— Set of tasks —
a – In the article on Baylor's Lab to Market Collaborative, change "high-definition screen" to "HD screen" and give the passage again. Begin at the words "Already, three companies" and stop after "scientist at Baylor.".
b – Translate this sentence from the article on Baylor's Lab to Market Collaborative into Spanish: "Many university professors are skilled at discovery and invention, but universities, by design, are not generally equipped to commercialize that product."
c – Continue the article on Baylor's Lab to Market Collaborative from its last sentence.

(Beginning of Document passage)

• Baylor’s Lab to Market Collaborative is turning BU research into real-world solutions

    Dr. David Jack tests airplane materials

    A machine that simulates therapeutic horseback riding. A novel system to display more color on HD screens. An ultrasound approach to testing airplane-part safety.

    What do they have in common? All have been invented or developed by Baylor professors — and all have moved from idea to reality through a focused approach called the Lab to Market Collaborative (L2M) that translates Baylor faculty research into real-world products.

    “Every inventor wants to see their invention make a difference. That can be a difficult process if you’re not skilled in that,” says Todd Buchs, assistant vice provost for research, technology commercialization and industry engagement.

    Many university professors are skilled at discovery and invention, but universities, by design, are not generally equipped to commercialize that product. After all, tech commercialization is a complicated process, involving intellectual property, capital acquisition and more — processes far outside a university’s normal lane.

    Lab to Market’s approach is to partner with organizations that do specialize in those areas, so that each can do what they do best. In the case of L2M, those organizations are Blueprints Lab, a Waco-based collaborative innovation development and intellectual property capitalization firm, and Waco Ventures, a local organization that procures funding for early-stage technology companies. Through a “unity of effort,” each organization does its part to advance faculty research and develop investor and industry partnerships. The ideas are eventually formed into independent companies, which can create products or technologies that make an impact.

    Already, three companies have been launched through Lab to Market:

    * 6P Color, Inc., an imaging system which could revolutionize color displays by dramatically expanding the number of colors a high-definition screen can display. The technology, which has drawn the attention of NASA and the Society of Motion Picture and Television Engineers (SMPTE), is being developed by a team led by Drs. Corey Carbonara and Michael Korpi, longtime Baylor professors of film and digital media, and Gary Mandle, a senior research scientist at Baylor.

(End of Document passage)
(Beginning of Entries supplied)

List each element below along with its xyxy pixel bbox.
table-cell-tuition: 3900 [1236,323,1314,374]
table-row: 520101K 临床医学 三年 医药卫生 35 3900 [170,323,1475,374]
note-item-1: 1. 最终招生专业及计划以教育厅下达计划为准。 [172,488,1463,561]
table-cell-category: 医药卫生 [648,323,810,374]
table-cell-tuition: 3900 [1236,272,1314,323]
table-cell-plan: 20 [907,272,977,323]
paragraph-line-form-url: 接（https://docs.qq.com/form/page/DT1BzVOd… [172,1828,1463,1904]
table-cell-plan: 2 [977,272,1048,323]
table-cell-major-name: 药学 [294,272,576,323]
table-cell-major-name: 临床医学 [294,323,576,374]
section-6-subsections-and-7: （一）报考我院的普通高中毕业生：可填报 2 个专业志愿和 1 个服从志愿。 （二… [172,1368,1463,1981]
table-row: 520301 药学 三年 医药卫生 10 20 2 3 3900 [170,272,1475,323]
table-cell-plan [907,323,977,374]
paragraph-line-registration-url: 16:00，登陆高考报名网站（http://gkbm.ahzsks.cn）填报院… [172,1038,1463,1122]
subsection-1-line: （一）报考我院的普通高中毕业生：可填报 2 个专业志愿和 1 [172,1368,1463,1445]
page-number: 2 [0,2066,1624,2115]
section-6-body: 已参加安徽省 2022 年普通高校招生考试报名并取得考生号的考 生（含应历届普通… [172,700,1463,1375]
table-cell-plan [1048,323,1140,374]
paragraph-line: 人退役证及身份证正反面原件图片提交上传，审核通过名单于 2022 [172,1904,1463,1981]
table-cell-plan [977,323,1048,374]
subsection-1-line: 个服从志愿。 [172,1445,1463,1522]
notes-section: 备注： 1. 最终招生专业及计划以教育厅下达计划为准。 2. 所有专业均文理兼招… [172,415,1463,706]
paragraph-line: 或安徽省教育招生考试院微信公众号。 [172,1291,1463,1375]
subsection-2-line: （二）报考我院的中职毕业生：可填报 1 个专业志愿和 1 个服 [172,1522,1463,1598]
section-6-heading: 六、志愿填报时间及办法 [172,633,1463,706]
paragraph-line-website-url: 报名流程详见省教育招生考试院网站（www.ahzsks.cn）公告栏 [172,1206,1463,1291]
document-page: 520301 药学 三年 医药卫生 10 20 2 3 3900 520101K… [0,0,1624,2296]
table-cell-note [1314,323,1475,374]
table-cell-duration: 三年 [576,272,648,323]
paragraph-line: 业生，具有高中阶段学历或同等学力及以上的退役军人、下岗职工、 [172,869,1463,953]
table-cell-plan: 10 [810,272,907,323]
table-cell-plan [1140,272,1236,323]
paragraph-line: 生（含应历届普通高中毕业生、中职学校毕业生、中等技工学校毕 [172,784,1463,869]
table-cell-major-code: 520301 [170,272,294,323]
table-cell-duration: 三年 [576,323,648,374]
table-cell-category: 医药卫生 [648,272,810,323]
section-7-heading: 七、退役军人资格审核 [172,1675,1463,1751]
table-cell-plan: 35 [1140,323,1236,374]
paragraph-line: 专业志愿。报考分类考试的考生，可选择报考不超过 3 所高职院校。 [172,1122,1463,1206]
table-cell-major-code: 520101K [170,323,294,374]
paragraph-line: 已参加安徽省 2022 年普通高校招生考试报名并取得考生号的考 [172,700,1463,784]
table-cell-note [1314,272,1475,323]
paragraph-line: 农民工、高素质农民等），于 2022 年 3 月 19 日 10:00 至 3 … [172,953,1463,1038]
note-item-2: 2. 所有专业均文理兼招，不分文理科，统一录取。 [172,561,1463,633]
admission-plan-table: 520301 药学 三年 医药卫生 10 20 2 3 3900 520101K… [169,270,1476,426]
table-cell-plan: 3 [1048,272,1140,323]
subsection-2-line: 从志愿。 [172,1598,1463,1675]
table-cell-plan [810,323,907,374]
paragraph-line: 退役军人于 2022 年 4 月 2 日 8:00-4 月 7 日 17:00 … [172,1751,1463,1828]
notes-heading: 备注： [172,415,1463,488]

(End of Entries supplied)

— Answers for the exercise —
a –
Already, three companies have been launched through Lab to Market:

    * 6P Color, Inc., an imaging system which could revolutionize color displays by dramatically expanding the number of colors a HD screen can display. The technology, which has drawn the attention of NASA and the Society of Motion Picture and Television Engineers (SMPTE), is being developed by a team led by Drs. Corey Carbonara and Michael Korpi, longtime Baylor professors of film and digital media, and Gary Mandle, a senior research scientist at Baylor.

b – Muchos profesores universitarios son hábiles en el descubrimiento y la invención, pero las universidades, por diseño, no suelen estar preparadas para comercializar ese producto.

c –
    * Chariot Innovations, LLC, develops a product called the MiraColt that can bring the benefits of therapeutic horse riding to places and people without access to live horses. In particular, horseback riding is known to benefit children with autism, but circumstances (geography, finances, etc.) prevent many from taking advantage of it. Invented by Dr. Brian Garner, a Baylor associate professor of mechanical engineering, the MiraColt mimics a horse’s motion, enabling practitioners who serve such individuals to provide greater access to treatment.

    * Verifi Technologies was formed to advance technology that uses ultrasound to make airplanes safer. Currently, parts testing requires the destruction of composite materials to determine if a part is working correctly; research by Dr. David Jack, a Baylor professor of mechanical engineering, into non-destructive testing technology could enable companies to test specific parts without the expensive and time-consuming destruction of the materials currently required.

    “The Lab to Market Collaborative has opened doors that I wouldn’t have been in position to open, and maybe didn’t even know existed,” says Jack. “They’re making this into something that will have much more of an impact that I ever thought it could.”

    Sic ’em, Baylor Lab to Market Collaborative!